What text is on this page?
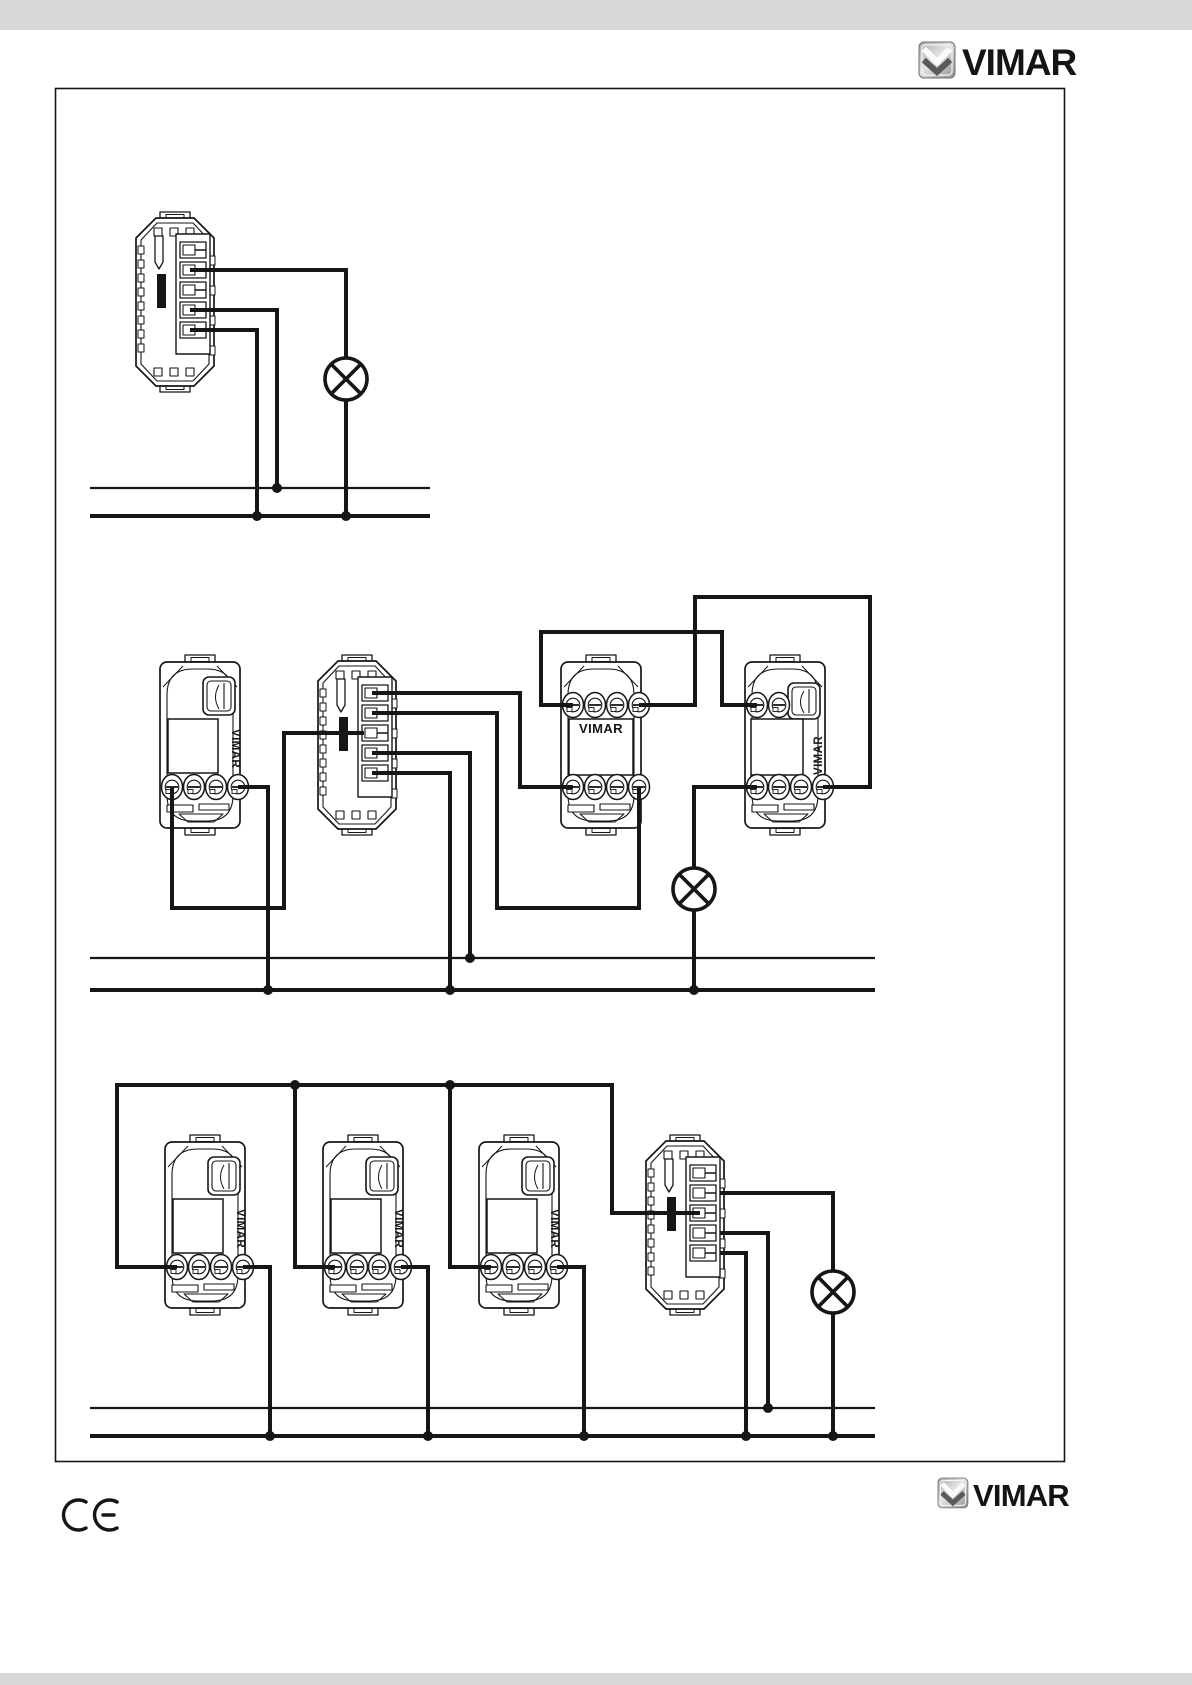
VIMAR
VIMAR
VIMAR
VIMAR
VIMAR	VIMAR	VIMAR
VIMAR
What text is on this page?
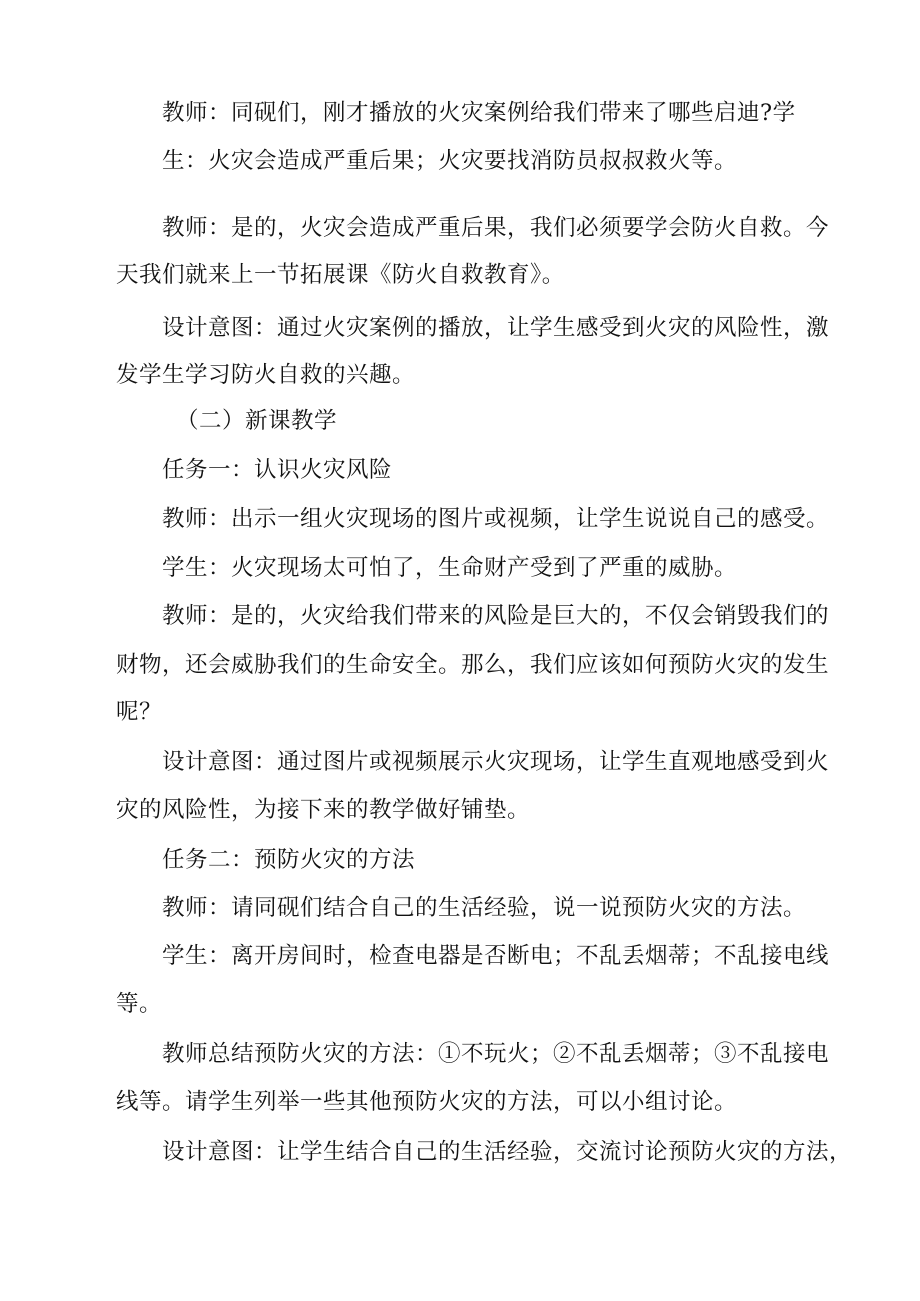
教师：同砚们，刚才播放的火灾案例给我们带来了哪些启迪?学
生：火灾会造成严重后果；火灾要找消防员叔叔救火等。
教师：是的，火灾会造成严重后果，我们必须要学会防火自救。今
天我们就来上一节拓展课《防火自救教育》。
设计意图：通过火灾案例的播放，让学生感受到火灾的风险性，激
发学生学习防火自救的兴趣。
（二）新课教学
任务一：认识火灾风险
教师：出示一组火灾现场的图片或视频，让学生说说自己的感受。
学生：火灾现场太可怕了，生命财产受到了严重的威胁。
教师：是的，火灾给我们带来的风险是巨大的，不仅会销毁我们的
财物，还会威胁我们的生命安全。那么，我们应该如何预防火灾的发生
呢？
设计意图：通过图片或视频展示火灾现场，让学生直观地感受到火
灾的风险性，为接下来的教学做好铺垫。
任务二：预防火灾的方法
教师：请同砚们结合自己的生活经验，说一说预防火灾的方法。
学生：离开房间时，检查电器是否断电；不乱丢烟蒂；不乱接电线
等。
教师总结预防火灾的方法：①不玩火；②不乱丢烟蒂；③不乱接电
线等。请学生列举一些其他预防火灾的方法，可以小组讨论。
设计意图：让学生结合自己的生活经验，交流讨论预防火灾的方法，
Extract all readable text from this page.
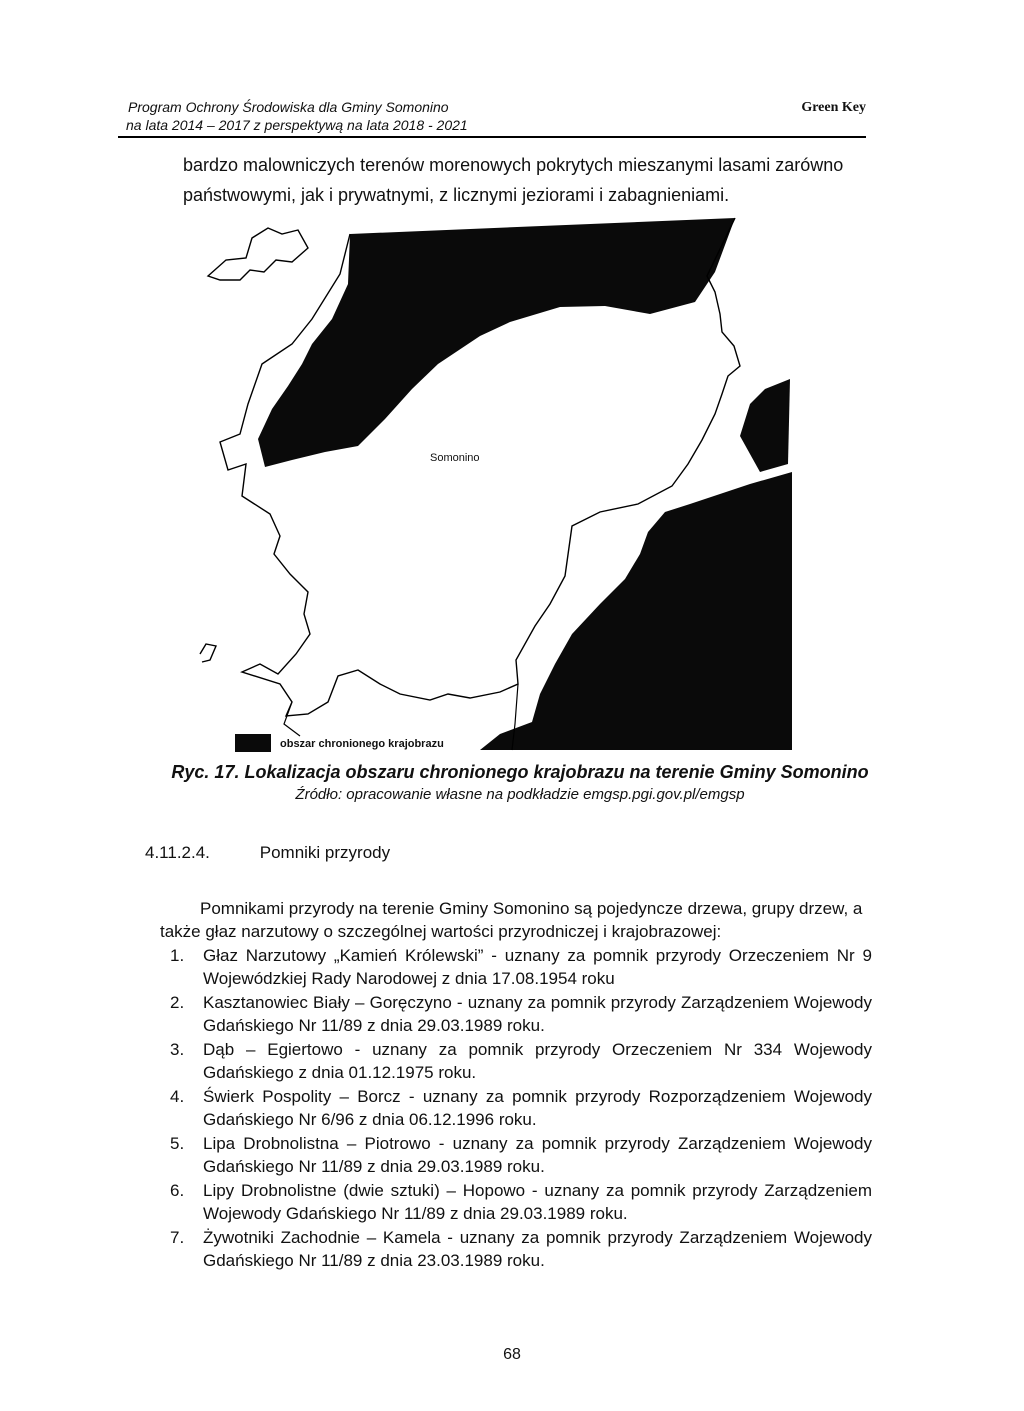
Program Ochrony Środowiska dla Gminy Somonino
na lata 2014 – 2017 z perspektywą na lata 2018 - 2021
Green Key

bardzo malowniczych terenów morenowych pokrytych mieszanymi lasami zarówno państwowymi, jak i prywatnymi, z licznymi jeziorami i zabagnieniami.

Somonino
obszar chronionego krajobrazu
Ryc. 17. Lokalizacja obszaru chronionego krajobrazu na terenie Gminy Somonino
Źródło: opracowanie własne na podkładzie emgsp.pgi.gov.pl/emgsp
4.11.2.4.	Pomniki przyrody

Pomnikami przyrody na terenie Gminy Somonino są pojedyncze drzewa, grupy drzew, a także głaz narzutowy o szczególnej wartości przyrodniczej i krajobrazowej:

1. Głaz Narzutowy „Kamień Królewski” - uznany za pomnik przyrody Orzeczeniem Nr 9 Wojewódzkiej Rady Narodowej z dnia 17.08.1954 roku
2. Kasztanowiec Biały – Goręczyno - uznany za pomnik przyrody Zarządzeniem Wojewody Gdańskiego Nr 11/89 z dnia 29.03.1989 roku.
3. Dąb – Egiertowo - uznany za pomnik przyrody Orzeczeniem Nr 334 Wojewody Gdańskiego z dnia 01.12.1975 roku.
4. Świerk Pospolity – Borcz - uznany za pomnik przyrody Rozporządzeniem Wojewody Gdańskiego Nr 6/96 z dnia 06.12.1996 roku.
5. Lipa Drobnolistna – Piotrowo - uznany za pomnik przyrody Zarządzeniem Wojewody Gdańskiego Nr 11/89 z dnia 29.03.1989 roku.
6. Lipy Drobnolistne (dwie sztuki) – Hopowo - uznany za pomnik przyrody Zarządzeniem Wojewody Gdańskiego Nr 11/89 z dnia 29.03.1989 roku.
7. Żywotniki Zachodnie – Kamela - uznany za pomnik przyrody Zarządzeniem Wojewody Gdańskiego Nr 11/89 z dnia 23.03.1989 roku.
68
● ● ● ●
● **What you are asked to do**
Check each line above for the word "设计意图", and copy the lines where it appears.

● **Full solution**
设计意图：通过火灾案例的播放，让学生感受到火灾的风险性，激
设计意图：通过图片或视频展示火灾现场，让学生直观地感受到火
设计意图：让学生结合自己的生活经验，交流讨论预防火灾的方法，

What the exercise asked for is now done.